What you are asked to do:
Take every line where the string "title" appears and copy it.

Data supplied:
• • •

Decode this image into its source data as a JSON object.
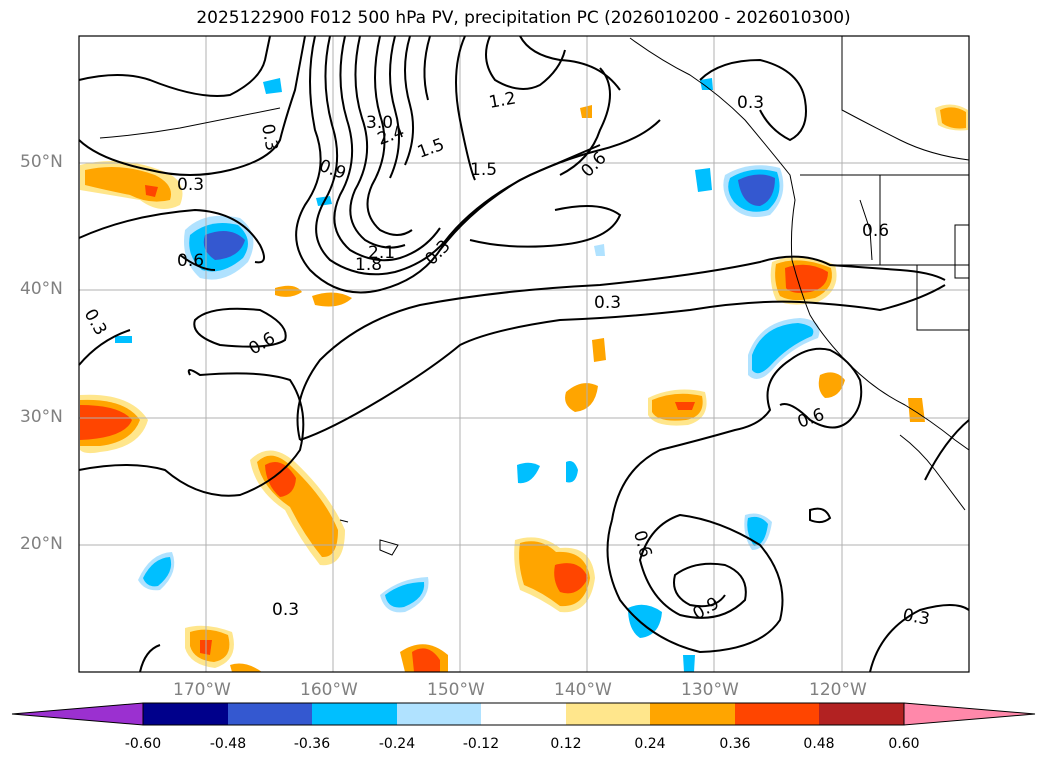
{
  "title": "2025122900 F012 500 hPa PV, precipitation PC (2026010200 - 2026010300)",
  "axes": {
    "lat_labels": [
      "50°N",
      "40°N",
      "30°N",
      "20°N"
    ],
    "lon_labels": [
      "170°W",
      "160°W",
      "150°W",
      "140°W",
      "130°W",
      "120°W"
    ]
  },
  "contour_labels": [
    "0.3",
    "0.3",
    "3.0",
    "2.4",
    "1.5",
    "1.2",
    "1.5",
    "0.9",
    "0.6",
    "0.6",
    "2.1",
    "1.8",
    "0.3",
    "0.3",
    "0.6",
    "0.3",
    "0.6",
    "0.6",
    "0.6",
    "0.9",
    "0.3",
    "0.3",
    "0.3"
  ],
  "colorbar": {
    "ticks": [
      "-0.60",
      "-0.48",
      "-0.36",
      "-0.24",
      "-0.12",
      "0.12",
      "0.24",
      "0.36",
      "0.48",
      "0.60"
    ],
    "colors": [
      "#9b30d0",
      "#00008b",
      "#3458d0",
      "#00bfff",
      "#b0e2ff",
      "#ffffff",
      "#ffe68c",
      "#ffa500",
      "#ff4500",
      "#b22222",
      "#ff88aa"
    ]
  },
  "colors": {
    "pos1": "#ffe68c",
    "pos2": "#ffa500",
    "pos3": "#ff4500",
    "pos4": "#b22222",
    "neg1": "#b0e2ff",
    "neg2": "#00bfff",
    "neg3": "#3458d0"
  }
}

• • •

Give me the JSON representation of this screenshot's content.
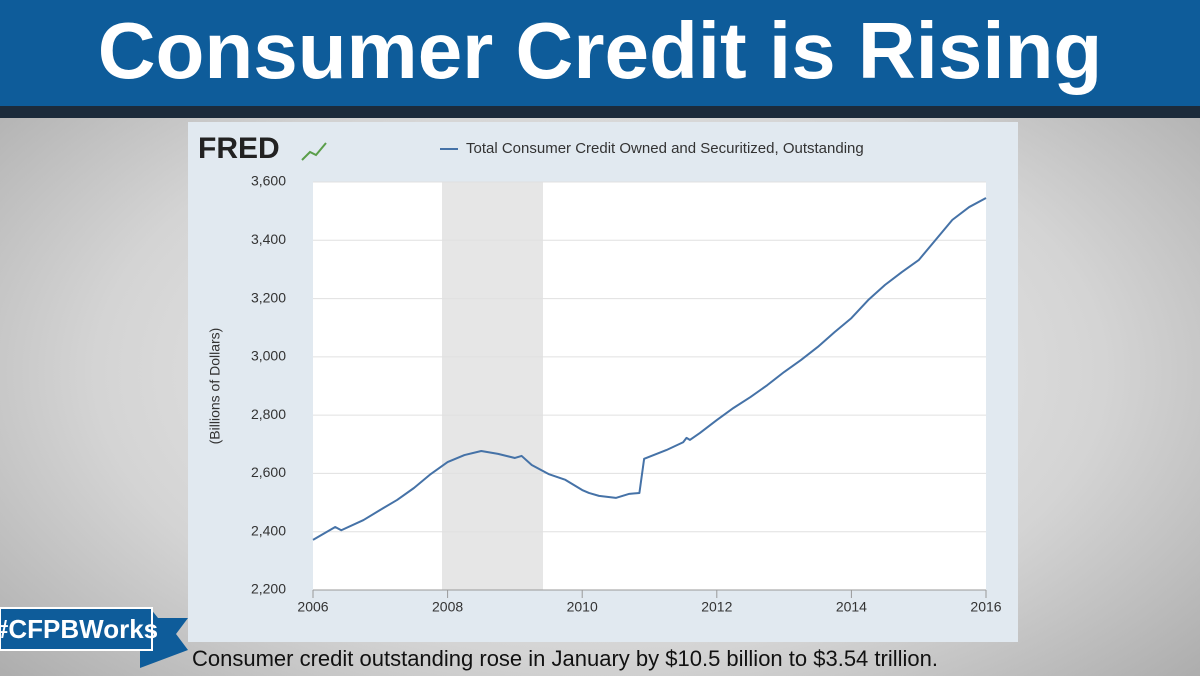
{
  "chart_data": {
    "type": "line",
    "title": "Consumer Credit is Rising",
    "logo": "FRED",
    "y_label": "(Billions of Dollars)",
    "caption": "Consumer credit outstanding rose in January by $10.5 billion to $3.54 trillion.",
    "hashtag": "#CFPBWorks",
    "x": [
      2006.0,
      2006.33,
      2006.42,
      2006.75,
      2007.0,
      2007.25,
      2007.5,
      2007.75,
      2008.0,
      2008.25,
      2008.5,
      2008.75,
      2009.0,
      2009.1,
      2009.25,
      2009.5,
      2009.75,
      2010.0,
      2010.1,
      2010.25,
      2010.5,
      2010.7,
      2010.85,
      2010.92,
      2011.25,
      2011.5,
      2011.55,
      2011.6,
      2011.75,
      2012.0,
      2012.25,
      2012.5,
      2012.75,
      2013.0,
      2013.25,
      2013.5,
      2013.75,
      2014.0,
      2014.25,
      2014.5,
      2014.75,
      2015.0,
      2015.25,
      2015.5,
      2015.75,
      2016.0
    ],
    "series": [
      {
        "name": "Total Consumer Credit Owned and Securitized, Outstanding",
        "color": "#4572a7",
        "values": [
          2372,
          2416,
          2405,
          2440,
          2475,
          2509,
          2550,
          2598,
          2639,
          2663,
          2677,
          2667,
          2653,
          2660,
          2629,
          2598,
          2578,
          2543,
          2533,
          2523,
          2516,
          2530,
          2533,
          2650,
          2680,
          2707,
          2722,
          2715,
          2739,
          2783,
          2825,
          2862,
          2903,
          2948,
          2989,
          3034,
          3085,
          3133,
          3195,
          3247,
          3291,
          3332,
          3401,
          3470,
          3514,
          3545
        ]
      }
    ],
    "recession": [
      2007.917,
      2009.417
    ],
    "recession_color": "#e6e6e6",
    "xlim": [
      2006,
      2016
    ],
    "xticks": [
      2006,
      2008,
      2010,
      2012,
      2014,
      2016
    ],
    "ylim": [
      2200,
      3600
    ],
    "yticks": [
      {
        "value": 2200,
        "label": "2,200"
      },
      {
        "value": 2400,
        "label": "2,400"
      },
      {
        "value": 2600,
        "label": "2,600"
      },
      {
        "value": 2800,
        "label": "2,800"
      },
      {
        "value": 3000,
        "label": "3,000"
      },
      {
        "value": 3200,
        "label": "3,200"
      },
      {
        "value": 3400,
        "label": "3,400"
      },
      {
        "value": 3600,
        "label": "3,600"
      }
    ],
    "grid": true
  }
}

• • •

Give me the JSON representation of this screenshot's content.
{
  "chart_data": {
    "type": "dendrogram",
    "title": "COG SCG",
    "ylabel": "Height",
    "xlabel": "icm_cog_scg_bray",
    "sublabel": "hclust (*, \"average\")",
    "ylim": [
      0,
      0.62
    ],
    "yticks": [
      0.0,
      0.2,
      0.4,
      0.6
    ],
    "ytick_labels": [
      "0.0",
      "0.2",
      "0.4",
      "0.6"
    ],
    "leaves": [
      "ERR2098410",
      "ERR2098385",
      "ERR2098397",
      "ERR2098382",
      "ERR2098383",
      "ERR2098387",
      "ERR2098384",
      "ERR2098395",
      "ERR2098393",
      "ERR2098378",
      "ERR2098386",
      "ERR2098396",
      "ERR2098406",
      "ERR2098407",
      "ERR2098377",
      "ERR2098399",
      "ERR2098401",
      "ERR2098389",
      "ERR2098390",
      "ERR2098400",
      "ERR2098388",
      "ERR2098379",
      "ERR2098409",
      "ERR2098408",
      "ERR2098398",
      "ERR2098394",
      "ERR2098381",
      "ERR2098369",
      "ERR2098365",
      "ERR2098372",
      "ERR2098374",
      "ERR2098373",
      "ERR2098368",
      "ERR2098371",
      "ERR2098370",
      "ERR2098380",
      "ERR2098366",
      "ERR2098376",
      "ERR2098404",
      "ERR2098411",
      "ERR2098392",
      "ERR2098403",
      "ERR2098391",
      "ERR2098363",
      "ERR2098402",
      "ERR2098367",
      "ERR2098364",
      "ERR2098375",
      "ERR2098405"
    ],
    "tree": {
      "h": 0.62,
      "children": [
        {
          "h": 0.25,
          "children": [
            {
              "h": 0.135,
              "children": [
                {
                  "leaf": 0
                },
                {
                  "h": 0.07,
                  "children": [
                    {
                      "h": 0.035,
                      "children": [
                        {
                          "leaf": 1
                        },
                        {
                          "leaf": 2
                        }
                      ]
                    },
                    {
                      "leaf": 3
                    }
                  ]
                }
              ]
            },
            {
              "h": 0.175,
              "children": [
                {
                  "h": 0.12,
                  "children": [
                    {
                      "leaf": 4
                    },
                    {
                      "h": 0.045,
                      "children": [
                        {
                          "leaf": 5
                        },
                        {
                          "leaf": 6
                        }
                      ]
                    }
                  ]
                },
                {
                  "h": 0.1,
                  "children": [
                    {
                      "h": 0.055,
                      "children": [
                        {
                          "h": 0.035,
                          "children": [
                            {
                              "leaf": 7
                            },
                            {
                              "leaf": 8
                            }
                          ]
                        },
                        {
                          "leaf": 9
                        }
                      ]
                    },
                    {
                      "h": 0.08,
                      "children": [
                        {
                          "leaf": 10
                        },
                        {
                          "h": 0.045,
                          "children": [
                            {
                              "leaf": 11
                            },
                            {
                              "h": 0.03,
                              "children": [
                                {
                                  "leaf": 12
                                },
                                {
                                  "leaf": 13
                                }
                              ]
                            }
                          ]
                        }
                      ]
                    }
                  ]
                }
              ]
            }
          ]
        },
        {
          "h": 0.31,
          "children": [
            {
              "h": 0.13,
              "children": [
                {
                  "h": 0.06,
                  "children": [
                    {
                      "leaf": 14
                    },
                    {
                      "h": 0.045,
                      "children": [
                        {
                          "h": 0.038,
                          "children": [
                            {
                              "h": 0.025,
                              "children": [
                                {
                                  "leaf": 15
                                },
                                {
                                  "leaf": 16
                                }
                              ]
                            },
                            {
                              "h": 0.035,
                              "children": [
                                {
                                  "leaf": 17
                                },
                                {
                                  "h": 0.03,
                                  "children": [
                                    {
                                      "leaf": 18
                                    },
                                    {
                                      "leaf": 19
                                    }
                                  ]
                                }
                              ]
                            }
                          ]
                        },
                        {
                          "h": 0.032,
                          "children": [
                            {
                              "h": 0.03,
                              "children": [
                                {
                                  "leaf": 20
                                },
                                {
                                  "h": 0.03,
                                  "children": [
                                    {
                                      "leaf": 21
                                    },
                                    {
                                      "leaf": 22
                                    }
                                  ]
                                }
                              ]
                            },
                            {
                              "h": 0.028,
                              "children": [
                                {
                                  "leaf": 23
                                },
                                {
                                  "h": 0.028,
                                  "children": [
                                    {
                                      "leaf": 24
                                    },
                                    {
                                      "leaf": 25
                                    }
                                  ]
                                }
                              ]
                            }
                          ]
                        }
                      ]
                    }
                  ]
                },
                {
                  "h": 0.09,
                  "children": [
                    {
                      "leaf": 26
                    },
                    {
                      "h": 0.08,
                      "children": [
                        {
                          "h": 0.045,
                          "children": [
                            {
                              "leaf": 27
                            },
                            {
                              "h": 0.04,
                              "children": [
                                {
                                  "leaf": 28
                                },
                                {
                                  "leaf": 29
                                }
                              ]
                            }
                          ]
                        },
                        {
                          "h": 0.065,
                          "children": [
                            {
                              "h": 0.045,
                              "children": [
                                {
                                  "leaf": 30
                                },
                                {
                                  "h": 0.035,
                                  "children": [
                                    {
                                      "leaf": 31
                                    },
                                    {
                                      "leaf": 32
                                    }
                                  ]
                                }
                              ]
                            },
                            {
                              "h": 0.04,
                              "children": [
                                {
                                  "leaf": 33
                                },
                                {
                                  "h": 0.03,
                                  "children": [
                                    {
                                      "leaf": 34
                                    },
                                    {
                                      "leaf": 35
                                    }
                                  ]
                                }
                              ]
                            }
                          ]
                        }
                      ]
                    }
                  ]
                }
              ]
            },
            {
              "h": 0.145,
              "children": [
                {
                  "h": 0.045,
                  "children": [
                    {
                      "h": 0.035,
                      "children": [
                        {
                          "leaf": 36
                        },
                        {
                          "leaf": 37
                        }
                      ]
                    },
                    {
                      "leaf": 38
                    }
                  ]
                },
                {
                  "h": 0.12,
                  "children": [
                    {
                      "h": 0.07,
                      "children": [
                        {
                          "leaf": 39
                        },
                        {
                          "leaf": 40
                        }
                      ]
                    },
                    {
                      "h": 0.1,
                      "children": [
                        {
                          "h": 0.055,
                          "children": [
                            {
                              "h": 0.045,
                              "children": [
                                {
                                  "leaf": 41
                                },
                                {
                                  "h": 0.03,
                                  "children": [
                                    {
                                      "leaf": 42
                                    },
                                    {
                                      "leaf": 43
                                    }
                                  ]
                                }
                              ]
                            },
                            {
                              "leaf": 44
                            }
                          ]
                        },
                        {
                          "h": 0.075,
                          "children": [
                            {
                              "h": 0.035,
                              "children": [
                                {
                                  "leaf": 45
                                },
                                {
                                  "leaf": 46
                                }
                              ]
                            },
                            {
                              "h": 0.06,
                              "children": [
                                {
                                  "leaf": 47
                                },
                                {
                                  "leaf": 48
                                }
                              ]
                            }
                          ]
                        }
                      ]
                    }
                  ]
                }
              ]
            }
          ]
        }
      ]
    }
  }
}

• • •

Result of this task:
  "title": "2025122900 F012 500 hPa PV, precipitation PC (2026010200 - 2026010300)",
    "title": "Consumer Credit is Rising",
    "title": "COG SCG",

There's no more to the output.